(Element box annotations)
◆ ◆ ◆ ◆ ◆

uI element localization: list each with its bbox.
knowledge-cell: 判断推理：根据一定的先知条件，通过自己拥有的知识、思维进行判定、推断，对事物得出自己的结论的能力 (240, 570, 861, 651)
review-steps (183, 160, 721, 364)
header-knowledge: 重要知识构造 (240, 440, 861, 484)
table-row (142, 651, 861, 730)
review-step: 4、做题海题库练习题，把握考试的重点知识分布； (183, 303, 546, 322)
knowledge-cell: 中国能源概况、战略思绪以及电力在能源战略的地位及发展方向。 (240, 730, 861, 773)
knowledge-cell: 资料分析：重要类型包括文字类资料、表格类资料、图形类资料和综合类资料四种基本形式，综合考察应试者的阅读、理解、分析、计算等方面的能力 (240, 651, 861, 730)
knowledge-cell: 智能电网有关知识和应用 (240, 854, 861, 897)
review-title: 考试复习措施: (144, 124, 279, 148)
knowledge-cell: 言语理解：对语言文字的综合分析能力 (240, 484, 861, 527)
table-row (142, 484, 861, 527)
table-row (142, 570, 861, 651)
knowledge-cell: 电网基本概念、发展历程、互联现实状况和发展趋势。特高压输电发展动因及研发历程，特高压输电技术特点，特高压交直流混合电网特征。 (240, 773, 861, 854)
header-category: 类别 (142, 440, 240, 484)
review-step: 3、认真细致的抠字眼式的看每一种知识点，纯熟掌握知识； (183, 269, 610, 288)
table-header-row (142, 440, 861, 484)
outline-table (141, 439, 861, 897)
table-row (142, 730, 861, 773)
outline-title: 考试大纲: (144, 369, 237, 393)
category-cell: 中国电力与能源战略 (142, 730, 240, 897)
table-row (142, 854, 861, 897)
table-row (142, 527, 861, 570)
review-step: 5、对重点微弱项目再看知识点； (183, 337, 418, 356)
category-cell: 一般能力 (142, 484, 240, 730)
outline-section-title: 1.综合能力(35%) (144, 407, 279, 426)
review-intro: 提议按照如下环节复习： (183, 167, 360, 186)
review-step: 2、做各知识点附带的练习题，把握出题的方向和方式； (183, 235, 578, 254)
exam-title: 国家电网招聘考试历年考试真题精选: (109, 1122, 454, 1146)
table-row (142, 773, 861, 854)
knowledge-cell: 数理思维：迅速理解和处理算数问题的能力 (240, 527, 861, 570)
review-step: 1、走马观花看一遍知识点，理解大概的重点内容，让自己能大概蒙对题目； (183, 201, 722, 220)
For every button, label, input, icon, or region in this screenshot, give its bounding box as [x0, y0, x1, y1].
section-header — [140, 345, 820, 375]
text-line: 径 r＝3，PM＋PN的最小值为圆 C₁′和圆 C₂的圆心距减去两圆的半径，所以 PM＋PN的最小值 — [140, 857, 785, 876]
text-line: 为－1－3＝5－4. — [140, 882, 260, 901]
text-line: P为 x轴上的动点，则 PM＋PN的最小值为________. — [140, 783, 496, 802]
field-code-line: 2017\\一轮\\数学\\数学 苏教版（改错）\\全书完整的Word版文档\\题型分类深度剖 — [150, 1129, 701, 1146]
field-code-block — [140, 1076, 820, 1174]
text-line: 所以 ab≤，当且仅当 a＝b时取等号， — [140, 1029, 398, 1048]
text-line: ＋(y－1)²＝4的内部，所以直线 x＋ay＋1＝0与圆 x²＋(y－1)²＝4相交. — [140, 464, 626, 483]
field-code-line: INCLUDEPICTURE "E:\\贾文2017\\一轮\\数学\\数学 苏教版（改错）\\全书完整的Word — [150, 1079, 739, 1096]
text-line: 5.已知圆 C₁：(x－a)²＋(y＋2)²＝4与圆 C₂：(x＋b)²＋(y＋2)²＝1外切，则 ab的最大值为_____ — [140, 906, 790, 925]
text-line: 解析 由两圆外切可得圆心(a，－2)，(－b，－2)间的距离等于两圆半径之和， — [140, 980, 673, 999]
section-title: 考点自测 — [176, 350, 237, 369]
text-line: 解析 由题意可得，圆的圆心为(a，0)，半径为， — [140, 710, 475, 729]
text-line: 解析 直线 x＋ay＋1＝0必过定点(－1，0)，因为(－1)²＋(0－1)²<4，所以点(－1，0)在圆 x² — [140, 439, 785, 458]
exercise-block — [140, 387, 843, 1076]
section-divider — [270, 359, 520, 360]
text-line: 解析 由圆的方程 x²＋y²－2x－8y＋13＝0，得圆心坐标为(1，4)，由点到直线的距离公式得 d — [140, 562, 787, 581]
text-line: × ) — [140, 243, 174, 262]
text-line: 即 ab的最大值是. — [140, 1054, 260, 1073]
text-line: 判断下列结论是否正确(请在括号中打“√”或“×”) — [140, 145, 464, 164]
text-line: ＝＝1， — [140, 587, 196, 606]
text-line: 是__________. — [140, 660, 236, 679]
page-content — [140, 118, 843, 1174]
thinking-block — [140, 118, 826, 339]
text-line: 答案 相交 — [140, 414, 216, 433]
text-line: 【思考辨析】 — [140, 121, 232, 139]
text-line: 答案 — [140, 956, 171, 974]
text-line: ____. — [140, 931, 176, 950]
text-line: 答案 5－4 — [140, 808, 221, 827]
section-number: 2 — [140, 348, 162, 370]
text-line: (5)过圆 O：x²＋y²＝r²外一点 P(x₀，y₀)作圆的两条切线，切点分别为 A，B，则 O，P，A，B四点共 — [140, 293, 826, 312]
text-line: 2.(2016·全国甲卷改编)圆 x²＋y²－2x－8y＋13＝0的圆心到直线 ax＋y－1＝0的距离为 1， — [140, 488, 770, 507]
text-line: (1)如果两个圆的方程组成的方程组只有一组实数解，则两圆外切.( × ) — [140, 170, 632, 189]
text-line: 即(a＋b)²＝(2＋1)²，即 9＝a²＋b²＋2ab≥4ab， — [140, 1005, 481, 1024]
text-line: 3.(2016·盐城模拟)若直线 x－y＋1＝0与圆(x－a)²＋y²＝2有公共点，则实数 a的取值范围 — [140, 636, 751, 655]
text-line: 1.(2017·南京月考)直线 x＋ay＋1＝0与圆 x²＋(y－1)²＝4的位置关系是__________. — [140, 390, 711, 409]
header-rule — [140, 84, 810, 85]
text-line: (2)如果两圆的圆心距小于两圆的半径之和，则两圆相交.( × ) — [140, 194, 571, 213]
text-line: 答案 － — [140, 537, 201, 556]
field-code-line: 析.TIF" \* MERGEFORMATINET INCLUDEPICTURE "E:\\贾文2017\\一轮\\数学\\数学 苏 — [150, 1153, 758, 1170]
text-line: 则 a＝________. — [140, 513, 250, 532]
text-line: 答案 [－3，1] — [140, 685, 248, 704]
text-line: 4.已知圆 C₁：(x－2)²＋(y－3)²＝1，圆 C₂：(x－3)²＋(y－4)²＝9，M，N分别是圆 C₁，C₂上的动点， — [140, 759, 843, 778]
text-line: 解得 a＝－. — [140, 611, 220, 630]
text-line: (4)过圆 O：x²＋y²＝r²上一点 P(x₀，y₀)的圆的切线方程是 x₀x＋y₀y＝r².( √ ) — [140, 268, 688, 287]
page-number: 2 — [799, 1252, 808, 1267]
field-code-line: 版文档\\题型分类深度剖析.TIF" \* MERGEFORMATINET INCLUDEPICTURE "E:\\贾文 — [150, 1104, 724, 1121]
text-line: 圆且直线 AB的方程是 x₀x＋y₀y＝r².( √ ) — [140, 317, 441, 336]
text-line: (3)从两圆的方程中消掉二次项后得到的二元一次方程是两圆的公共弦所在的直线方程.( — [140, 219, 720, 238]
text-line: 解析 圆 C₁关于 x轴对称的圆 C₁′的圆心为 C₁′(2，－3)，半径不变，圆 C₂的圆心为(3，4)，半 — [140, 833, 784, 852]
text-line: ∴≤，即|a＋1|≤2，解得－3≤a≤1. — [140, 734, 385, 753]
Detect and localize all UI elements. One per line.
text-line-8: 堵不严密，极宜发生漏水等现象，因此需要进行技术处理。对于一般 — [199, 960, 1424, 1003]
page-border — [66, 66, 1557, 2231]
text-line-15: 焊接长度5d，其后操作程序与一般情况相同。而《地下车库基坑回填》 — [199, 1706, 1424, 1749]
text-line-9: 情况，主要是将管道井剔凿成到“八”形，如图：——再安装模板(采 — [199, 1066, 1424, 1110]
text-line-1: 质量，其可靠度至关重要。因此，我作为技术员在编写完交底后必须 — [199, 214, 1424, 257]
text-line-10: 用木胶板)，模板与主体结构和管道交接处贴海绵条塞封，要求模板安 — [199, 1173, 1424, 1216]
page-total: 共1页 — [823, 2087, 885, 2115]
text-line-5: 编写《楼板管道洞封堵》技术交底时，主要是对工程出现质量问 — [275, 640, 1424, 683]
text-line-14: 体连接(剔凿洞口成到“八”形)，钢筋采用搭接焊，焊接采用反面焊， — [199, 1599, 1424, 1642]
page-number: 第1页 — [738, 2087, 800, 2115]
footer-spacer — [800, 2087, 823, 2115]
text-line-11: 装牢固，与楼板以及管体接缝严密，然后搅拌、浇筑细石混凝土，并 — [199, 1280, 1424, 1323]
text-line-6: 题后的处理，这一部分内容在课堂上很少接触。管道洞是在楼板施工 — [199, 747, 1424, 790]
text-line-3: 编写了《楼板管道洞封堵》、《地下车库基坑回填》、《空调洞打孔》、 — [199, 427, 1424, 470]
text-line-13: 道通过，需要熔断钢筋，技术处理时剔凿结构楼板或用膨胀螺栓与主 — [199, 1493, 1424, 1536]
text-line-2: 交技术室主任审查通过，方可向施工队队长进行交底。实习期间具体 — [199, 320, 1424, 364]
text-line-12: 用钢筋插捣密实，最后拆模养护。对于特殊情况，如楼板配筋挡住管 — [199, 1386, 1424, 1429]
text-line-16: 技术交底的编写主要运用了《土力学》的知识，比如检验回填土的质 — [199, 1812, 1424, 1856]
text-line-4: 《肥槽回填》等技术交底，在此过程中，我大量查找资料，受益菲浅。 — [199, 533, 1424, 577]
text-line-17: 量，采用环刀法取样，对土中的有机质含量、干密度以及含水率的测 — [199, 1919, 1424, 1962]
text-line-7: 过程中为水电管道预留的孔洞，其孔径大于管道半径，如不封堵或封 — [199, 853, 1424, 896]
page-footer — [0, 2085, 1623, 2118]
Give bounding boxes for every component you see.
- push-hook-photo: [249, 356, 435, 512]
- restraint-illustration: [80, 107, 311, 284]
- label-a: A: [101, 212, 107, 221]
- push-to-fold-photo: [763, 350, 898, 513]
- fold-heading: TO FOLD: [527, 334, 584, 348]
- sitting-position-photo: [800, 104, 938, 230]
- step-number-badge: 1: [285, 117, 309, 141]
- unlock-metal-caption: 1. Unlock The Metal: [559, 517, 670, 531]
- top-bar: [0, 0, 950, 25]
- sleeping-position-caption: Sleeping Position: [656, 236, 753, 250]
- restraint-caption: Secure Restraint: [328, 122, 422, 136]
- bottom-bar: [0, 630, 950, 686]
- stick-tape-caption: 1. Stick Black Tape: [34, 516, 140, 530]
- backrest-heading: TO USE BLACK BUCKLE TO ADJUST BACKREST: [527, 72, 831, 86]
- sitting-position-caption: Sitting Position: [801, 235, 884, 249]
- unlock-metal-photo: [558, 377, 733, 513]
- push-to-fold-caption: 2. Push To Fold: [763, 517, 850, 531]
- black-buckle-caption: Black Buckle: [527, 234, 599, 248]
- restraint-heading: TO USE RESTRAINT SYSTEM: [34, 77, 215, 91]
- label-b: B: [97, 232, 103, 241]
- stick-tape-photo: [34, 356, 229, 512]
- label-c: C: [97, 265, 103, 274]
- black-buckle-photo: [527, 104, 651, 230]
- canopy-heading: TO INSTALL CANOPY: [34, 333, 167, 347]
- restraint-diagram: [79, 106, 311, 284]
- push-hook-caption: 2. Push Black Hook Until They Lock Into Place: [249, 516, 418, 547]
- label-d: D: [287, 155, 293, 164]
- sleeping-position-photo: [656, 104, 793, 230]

◆ ◆ ◆ ◆ ◆

SET TASK: Format the items from their first line through the line that contains "text-line: 径 r＝3，PM＋PN的最小值为圆", inclusive, as a JSON list of strings with one string per line and blank lines omitted.

ANSWER TO THIS EXERCISE:
[
  "uI element localization: list each with its bbox.",
  "knowledge-cell: 判断推理：根据一定的先知条件，通过自己拥有的知识、思维进行判定、推断，对事物得出自己的结论的能力 (240, 570, 861, 651)",
  "review-steps (183, 160, 721, 364)",
  "header-knowledge: 重要知识构造 (240, 440, 861, 484)",
  "table-row (142, 651, 861, 730)",
  "review-step: 4、做题海题库练习题，把握考试的重点知识分布； (183, 303, 546, 322)",
  "knowledge-cell: 中国能源概况、战略思绪以及电力在能源战略的地位及发展方向。 (240, 730, 861, 773)",
  "knowledge-cell: 资料分析：重要类型包括文字类资料、表格类资料、图形类资料和综合类资料四种基本形式，综合考察应试者的阅读、理解、分析、计算等方面的能力 (240, 651, 861, 730)",
  "knowledge-cell: 智能电网有关知识和应用 (240, 854, 861, 897)",
  "review-title: 考试复习措施: (144, 124, 279, 148)",
  "knowledge-cell: 言语理解：对语言文字的综合分析能力 (240, 484, 861, 527)",
  "table-row (142, 484, 861, 527)",
  "table-row (142, 570, 861, 651)",
  "knowledge-cell: 电网基本概念、发展历程、互联现实状况和发展趋势。特高压输电发展动因及研发历程，特高压输电技术特点，特高压交直流混合电网特征。 (240, 773, 861, 854)",
  "header-category: 类别 (142, 440, 240, 484)",
  "review-step: 3、认真细致的抠字眼式的看每一种知识点，纯熟掌握知识； (183, 269, 610, 288)",
  "table-header-row (142, 440, 861, 484)",
  "outline-table (141, 439, 861, 897)",
  "table-row (142, 730, 861, 773)",
  "outline-title: 考试大纲: (144, 369, 237, 393)",
  "category-cell: 中国电力与能源战略 (142, 730, 240, 897)",
  "table-row (142, 854, 861, 897)",
  "table-row (142, 527, 861, 570)",
  "review-step: 5、对重点微弱项目再看知识点； (183, 337, 418, 356)",
  "category-cell: 一般能力 (142, 484, 240, 730)",
  "outline-section-title: 1.综合能力(35%) (144, 407, 279, 426)",
  "review-intro: 提议按照如下环节复习： (183, 167, 360, 186)",
  "review-step: 2、做各知识点附带的练习题，把握出题的方向和方式； (183, 235, 578, 254)",
  "exam-title: 国家电网招聘考试历年考试真题精选: (109, 1122, 454, 1146)",
  "table-row (142, 773, 861, 854)",
  "knowledge-cell: 数理思维：迅速理解和处理算数问题的能力 (240, 527, 861, 570)",
  "review-step: 1、走马观花看一遍知识点，理解大概的重点内容，让自己能大概蒙对题目； (183, 201, 722, 220)",
  "For every button, label, input, icon, or region in this screenshot, give its bounding box as [x0, y0, x1, y1].",
  "section-header — [140, 345, 820, 375]",
  "text-line: 径 r＝3，PM＋PN的最小值为圆 C₁′和圆 C₂的圆心距减去两圆的半径，所以 PM＋PN的最小值 — [140, 857, 785, 876]"
]